Collected data entries
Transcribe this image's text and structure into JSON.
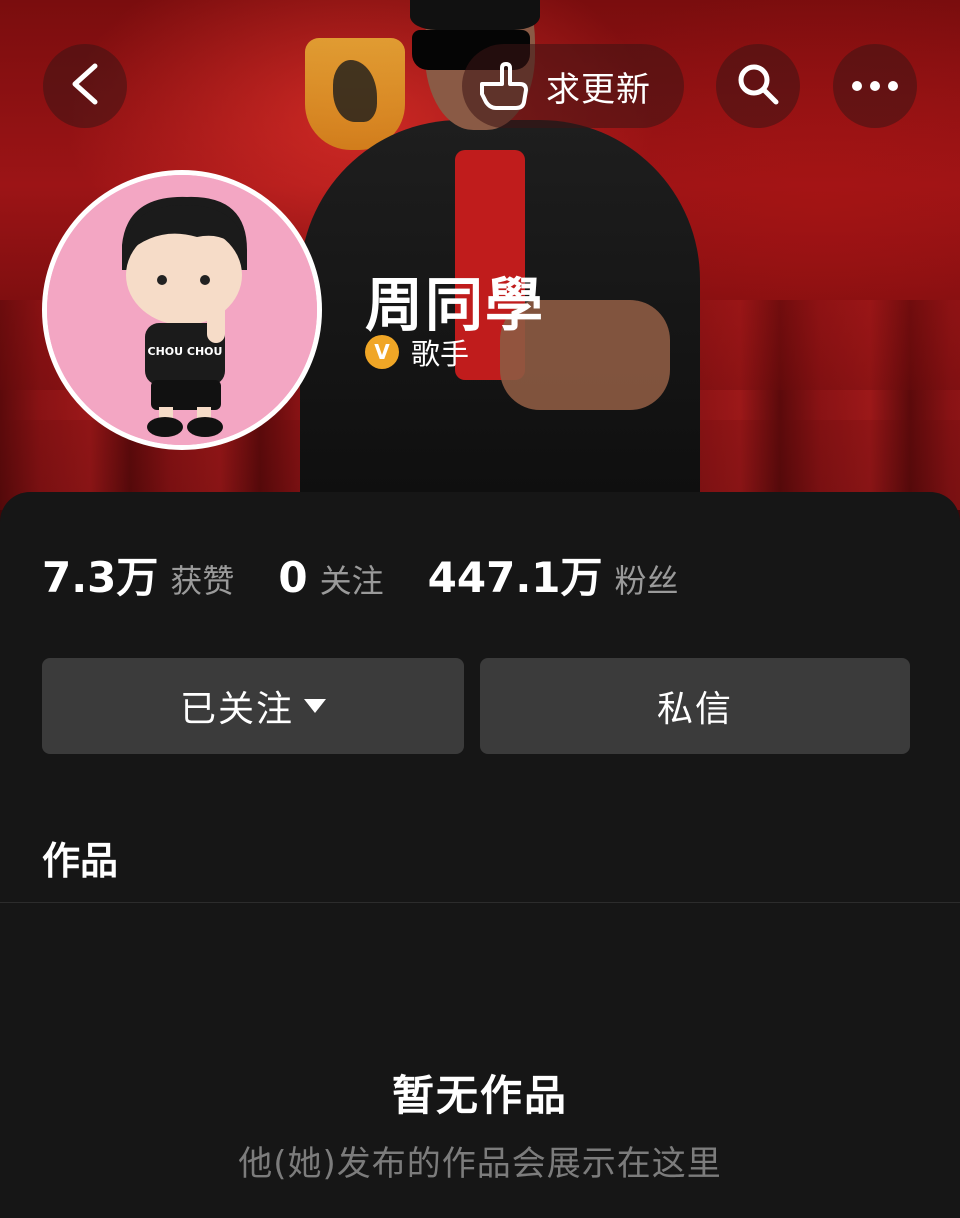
{
  "header": {
    "back_icon": "chevron-left-icon",
    "update_request_label": "求更新",
    "update_request_icon": "pointing-hand-icon",
    "search_icon": "search-icon",
    "more_icon": "more-dots-icon"
  },
  "profile": {
    "name": "周同學",
    "verify_badge": "V",
    "verified_title": "歌手",
    "avatar_shirt_text": "CHOU CHOU",
    "accent_color": "#f0a626"
  },
  "stats": [
    {
      "value": "7.3万",
      "label": "获赞"
    },
    {
      "value": "0",
      "label": "关注"
    },
    {
      "value": "447.1万",
      "label": "粉丝"
    }
  ],
  "actions": {
    "following_label": "已关注",
    "message_label": "私信"
  },
  "works": {
    "tab_label": "作品",
    "empty_title": "暂无作品",
    "empty_subtitle": "他(她)发布的作品会展示在这里"
  }
}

■ Written instruction ■
Report the number of lines holding the string "icon", without any other words.

■ Exercise output ■
4